Data entries:
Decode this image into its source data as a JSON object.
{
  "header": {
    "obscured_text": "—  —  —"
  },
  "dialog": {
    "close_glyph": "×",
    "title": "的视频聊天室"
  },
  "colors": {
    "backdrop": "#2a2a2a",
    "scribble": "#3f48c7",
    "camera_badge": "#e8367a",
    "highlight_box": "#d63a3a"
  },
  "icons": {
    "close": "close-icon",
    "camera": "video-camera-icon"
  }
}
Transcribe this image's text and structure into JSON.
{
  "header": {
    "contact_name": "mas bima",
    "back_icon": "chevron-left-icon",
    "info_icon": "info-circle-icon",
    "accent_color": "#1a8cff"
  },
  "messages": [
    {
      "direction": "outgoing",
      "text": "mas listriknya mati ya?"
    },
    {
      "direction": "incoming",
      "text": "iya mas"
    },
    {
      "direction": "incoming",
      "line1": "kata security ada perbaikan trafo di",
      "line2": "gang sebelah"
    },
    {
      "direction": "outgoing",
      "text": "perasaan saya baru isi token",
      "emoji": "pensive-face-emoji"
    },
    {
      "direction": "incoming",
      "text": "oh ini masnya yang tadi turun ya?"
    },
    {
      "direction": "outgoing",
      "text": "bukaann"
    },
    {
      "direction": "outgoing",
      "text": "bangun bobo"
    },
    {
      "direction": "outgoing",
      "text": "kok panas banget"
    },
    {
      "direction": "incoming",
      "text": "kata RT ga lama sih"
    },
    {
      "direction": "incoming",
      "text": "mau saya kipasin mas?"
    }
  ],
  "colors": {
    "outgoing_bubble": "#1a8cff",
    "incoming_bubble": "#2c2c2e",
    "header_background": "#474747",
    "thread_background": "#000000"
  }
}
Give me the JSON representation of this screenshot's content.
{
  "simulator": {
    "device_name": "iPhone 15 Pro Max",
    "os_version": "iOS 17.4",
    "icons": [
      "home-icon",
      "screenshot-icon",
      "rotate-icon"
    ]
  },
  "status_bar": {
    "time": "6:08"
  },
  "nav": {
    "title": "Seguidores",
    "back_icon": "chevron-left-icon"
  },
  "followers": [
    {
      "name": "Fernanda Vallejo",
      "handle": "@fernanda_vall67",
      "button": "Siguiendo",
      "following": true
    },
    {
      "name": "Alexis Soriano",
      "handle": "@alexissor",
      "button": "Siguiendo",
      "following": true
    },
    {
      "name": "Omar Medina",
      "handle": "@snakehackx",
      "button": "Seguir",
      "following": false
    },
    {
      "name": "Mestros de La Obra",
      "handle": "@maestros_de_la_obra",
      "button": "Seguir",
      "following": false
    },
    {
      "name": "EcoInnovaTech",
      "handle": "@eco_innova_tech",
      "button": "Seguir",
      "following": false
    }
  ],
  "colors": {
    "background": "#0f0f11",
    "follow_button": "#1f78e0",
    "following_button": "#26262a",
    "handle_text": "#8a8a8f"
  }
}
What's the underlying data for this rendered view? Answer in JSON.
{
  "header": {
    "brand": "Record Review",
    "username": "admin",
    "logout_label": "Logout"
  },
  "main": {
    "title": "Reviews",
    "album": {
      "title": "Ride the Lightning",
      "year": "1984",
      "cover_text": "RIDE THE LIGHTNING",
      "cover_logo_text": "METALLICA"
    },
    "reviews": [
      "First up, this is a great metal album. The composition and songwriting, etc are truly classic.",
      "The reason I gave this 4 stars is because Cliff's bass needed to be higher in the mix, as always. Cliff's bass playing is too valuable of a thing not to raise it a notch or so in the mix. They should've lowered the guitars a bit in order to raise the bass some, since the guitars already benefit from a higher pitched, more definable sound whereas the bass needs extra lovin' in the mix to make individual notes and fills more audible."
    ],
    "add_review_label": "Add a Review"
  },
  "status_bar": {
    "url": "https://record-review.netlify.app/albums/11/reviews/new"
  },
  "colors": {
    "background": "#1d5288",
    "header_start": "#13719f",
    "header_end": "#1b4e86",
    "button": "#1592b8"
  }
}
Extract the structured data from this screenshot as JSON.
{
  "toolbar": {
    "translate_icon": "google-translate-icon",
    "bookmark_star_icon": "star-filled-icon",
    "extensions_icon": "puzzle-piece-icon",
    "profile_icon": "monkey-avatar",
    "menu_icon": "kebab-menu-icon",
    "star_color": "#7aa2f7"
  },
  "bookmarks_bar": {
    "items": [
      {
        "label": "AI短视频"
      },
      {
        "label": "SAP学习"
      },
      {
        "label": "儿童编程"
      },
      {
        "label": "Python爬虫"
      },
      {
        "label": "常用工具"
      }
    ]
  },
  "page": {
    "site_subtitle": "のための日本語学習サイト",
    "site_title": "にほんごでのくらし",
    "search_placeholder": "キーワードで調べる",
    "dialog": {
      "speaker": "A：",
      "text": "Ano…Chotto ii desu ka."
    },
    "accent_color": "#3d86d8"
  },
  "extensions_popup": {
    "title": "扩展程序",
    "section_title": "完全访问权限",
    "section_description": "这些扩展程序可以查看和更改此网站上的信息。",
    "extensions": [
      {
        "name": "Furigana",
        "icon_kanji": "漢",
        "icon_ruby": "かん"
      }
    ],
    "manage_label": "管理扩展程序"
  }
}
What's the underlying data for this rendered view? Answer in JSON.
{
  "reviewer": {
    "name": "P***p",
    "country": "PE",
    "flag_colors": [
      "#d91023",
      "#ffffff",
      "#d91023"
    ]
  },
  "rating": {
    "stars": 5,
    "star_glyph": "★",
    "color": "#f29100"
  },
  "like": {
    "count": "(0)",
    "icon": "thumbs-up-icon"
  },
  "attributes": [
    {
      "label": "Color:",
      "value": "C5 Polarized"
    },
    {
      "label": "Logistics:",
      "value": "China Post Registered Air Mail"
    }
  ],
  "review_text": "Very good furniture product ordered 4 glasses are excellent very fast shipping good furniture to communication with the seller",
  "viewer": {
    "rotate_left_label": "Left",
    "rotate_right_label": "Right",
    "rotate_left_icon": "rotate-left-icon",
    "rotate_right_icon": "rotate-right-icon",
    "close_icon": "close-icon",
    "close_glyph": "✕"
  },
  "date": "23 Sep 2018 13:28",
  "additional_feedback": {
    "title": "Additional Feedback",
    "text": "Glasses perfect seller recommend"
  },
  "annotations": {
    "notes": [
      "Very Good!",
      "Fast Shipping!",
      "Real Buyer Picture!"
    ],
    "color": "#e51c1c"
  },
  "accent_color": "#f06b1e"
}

## What is asked
Extract each entry in full, exactly as given.

## Exercise solution
Decode this image into its source data as a JSON object.
{
  "header": {
    "obscured_text": "—  —  —"
  },
  "dialog": {
    "close_glyph": "×",
    "title": "的视频聊天室"
  },
  "colors": {
    "backdrop": "#2a2a2a",
    "scribble": "#3f48c7",
    "camera_badge": "#e8367a",
    "highlight_box": "#d63a3a"
  },
  "icons": {
    "close": "close-icon",
    "camera": "video-camera-icon"
  }
}
Transcribe this image's text and structure into JSON.
{
  "header": {
    "contact_name": "mas bima",
    "back_icon": "chevron-left-icon",
    "info_icon": "info-circle-icon",
    "accent_color": "#1a8cff"
  },
  "messages": [
    {
      "direction": "outgoing",
      "text": "mas listriknya mati ya?"
    },
    {
      "direction": "incoming",
      "text": "iya mas"
    },
    {
      "direction": "incoming",
      "line1": "kata security ada perbaikan trafo di",
      "line2": "gang sebelah"
    },
    {
      "direction": "outgoing",
      "text": "perasaan saya baru isi token",
      "emoji": "pensive-face-emoji"
    },
    {
      "direction": "incoming",
      "text": "oh ini masnya yang tadi turun ya?"
    },
    {
      "direction": "outgoing",
      "text": "bukaann"
    },
    {
      "direction": "outgoing",
      "text": "bangun bobo"
    },
    {
      "direction": "outgoing",
      "text": "kok panas banget"
    },
    {
      "direction": "incoming",
      "text": "kata RT ga lama sih"
    },
    {
      "direction": "incoming",
      "text": "mau saya kipasin mas?"
    }
  ],
  "colors": {
    "outgoing_bubble": "#1a8cff",
    "incoming_bubble": "#2c2c2e",
    "header_background": "#474747",
    "thread_background": "#000000"
  }
}
Give me the JSON representation of this screenshot's content.
{
  "simulator": {
    "device_name": "iPhone 15 Pro Max",
    "os_version": "iOS 17.4",
    "icons": [
      "home-icon",
      "screenshot-icon",
      "rotate-icon"
    ]
  },
  "status_bar": {
    "time": "6:08"
  },
  "nav": {
    "title": "Seguidores",
    "back_icon": "chevron-left-icon"
  },
  "followers": [
    {
      "name": "Fernanda Vallejo",
      "handle": "@fernanda_vall67",
      "button": "Siguiendo",
      "following": true
    },
    {
      "name": "Alexis Soriano",
      "handle": "@alexissor",
      "button": "Siguiendo",
      "following": true
    },
    {
      "name": "Omar Medina",
      "handle": "@snakehackx",
      "button": "Seguir",
      "following": false
    },
    {
      "name": "Mestros de La Obra",
      "handle": "@maestros_de_la_obra",
      "button": "Seguir",
      "following": false
    },
    {
      "name": "EcoInnovaTech",
      "handle": "@eco_innova_tech",
      "button": "Seguir",
      "following": false
    }
  ],
  "colors": {
    "background": "#0f0f11",
    "follow_button": "#1f78e0",
    "following_button": "#26262a",
    "handle_text": "#8a8a8f"
  }
}
What's the underlying data for this rendered view? Answer in JSON.
{
  "header": {
    "brand": "Record Review",
    "username": "admin",
    "logout_label": "Logout"
  },
  "main": {
    "title": "Reviews",
    "album": {
      "title": "Ride the Lightning",
      "year": "1984",
      "cover_text": "RIDE THE LIGHTNING",
      "cover_logo_text": "METALLICA"
    },
    "reviews": [
      "First up, this is a great metal album. The composition and songwriting, etc are truly classic.",
      "The reason I gave this 4 stars is because Cliff's bass needed to be higher in the mix, as always. Cliff's bass playing is too valuable of a thing not to raise it a notch or so in the mix. They should've lowered the guitars a bit in order to raise the bass some, since the guitars already benefit from a higher pitched, more definable sound whereas the bass needs extra lovin' in the mix to make individual notes and fills more audible."
    ],
    "add_review_label": "Add a Review"
  },
  "status_bar": {
    "url": "https://record-review.netlify.app/albums/11/reviews/new"
  },
  "colors": {
    "background": "#1d5288",
    "header_start": "#13719f",
    "header_end": "#1b4e86",
    "button": "#1592b8"
  }
}
Extract the structured data from this screenshot as JSON.
{
  "toolbar": {
    "translate_icon": "google-translate-icon",
    "bookmark_star_icon": "star-filled-icon",
    "extensions_icon": "puzzle-piece-icon",
    "profile_icon": "monkey-avatar",
    "menu_icon": "kebab-menu-icon",
    "star_color": "#7aa2f7"
  },
  "bookmarks_bar": {
    "items": [
      {
        "label": "AI短视频"
      },
      {
        "label": "SAP学习"
      },
      {
        "label": "儿童编程"
      },
      {
        "label": "Python爬虫"
      },
      {
        "label": "常用工具"
      }
    ]
  },
  "page": {
    "site_subtitle": "のための日本語学習サイト",
    "site_title": "にほんごでのくらし",
    "search_placeholder": "キーワードで調べる",
    "dialog": {
      "speaker": "A：",
      "text": "Ano…Chotto ii desu ka."
    },
    "accent_color": "#3d86d8"
  },
  "extensions_popup": {
    "title": "扩展程序",
    "section_title": "完全访问权限",
    "section_description": "这些扩展程序可以查看和更改此网站上的信息。",
    "extensions": [
      {
        "name": "Furigana",
        "icon_kanji": "漢",
        "icon_ruby": "かん"
      }
    ],
    "manage_label": "管理扩展程序"
  }
}
What's the underlying data for this rendered view? Answer in JSON.
{
  "reviewer": {
    "name": "P***p",
    "country": "PE",
    "flag_colors": [
      "#d91023",
      "#ffffff",
      "#d91023"
    ]
  },
  "rating": {
    "stars": 5,
    "star_glyph": "★",
    "color": "#f29100"
  },
  "like": {
    "count": "(0)",
    "icon": "thumbs-up-icon"
  },
  "attributes": [
    {
      "label": "Color:",
      "value": "C5 Polarized"
    },
    {
      "label": "Logistics:",
      "value": "China Post Registered Air Mail"
    }
  ],
  "review_text": "Very good furniture product ordered 4 glasses are excellent very fast shipping good furniture to communication with the seller",
  "viewer": {
    "rotate_left_label": "Left",
    "rotate_right_label": "Right",
    "rotate_left_icon": "rotate-left-icon",
    "rotate_right_icon": "rotate-right-icon",
    "close_icon": "close-icon",
    "close_glyph": "✕"
  },
  "date": "23 Sep 2018 13:28",
  "additional_feedback": {
    "title": "Additional Feedback",
    "text": "Glasses perfect seller recommend"
  },
  "annotations": {
    "notes": [
      "Very Good!",
      "Fast Shipping!",
      "Real Buyer Picture!"
    ],
    "color": "#e51c1c"
  },
  "accent_color": "#f06b1e"
}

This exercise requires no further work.